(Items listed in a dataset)
··········

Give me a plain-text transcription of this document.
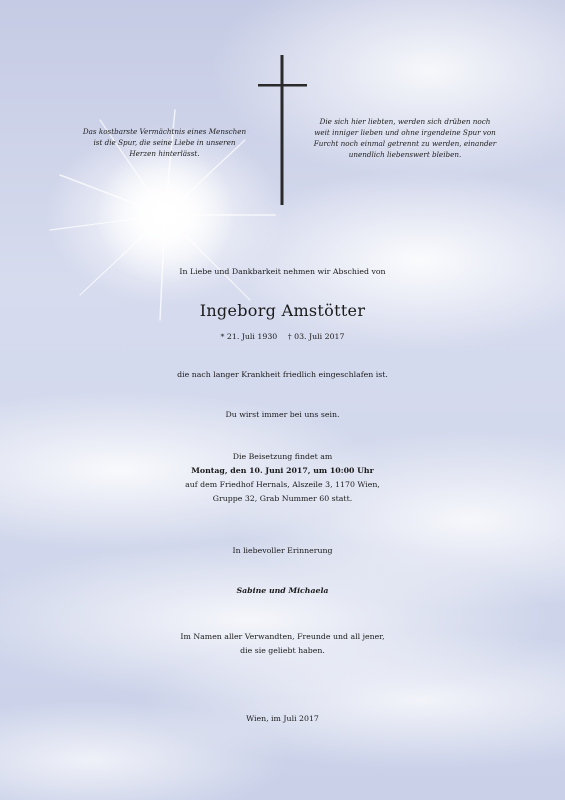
Das kostbarste Vermächtnis eines Menschen
ist die Spur, die seine Liebe in unseren
Herzen hinterlässt.
Die sich hier liebten, werden sich drüben noch
weit inniger lieben und ohne irgendeine Spur von
Furcht noch einmal getrennt zu werden, einander
unendlich liebenswert bleiben.

In Liebe und Dankbarkeit nehmen wir Abschied von

Ingeborg Amstötter

* 21. Juli 1930 † 03. Juli 2017

die nach langer Krankheit friedlich eingeschlafen ist.

Du wirst immer bei uns sein.

Die Beisetzung findet am

Montag, den 10. Juni 2017, um 10:00 Uhr

auf dem Friedhof Hernals, Alszeile 3, 1170 Wien,

Gruppe 32, Grab Nummer 60 statt.

In liebevoller Erinnerung

Sabine und Michaela

Im Namen aller Verwandten, Freunde und all jener,

die sie geliebt haben.

Wien, im Juli 2017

··········

Prompt – Pictures excluded, quote all the data above exactly.

Full response –
Give me a plain-text transcription of this document.
Das kostbarste Vermächtnis eines Menschen
ist die Spur, die seine Liebe in unseren
Herzen hinterlässt.
Die sich hier liebten, werden sich drüben noch
weit inniger lieben und ohne irgendeine Spur von
Furcht noch einmal getrennt zu werden, einander
unendlich liebenswert bleiben.

In Liebe und Dankbarkeit nehmen wir Abschied von

Ingeborg Amstötter

* 21. Juli 1930 † 03. Juli 2017

die nach langer Krankheit friedlich eingeschlafen ist.

Du wirst immer bei uns sein.

Die Beisetzung findet am

Montag, den 10. Juni 2017, um 10:00 Uhr

auf dem Friedhof Hernals, Alszeile 3, 1170 Wien,

Gruppe 32, Grab Nummer 60 statt.

In liebevoller Erinnerung

Sabine und Michaela

Im Namen aller Verwandten, Freunde und all jener,

die sie geliebt haben.

Wien, im Juli 2017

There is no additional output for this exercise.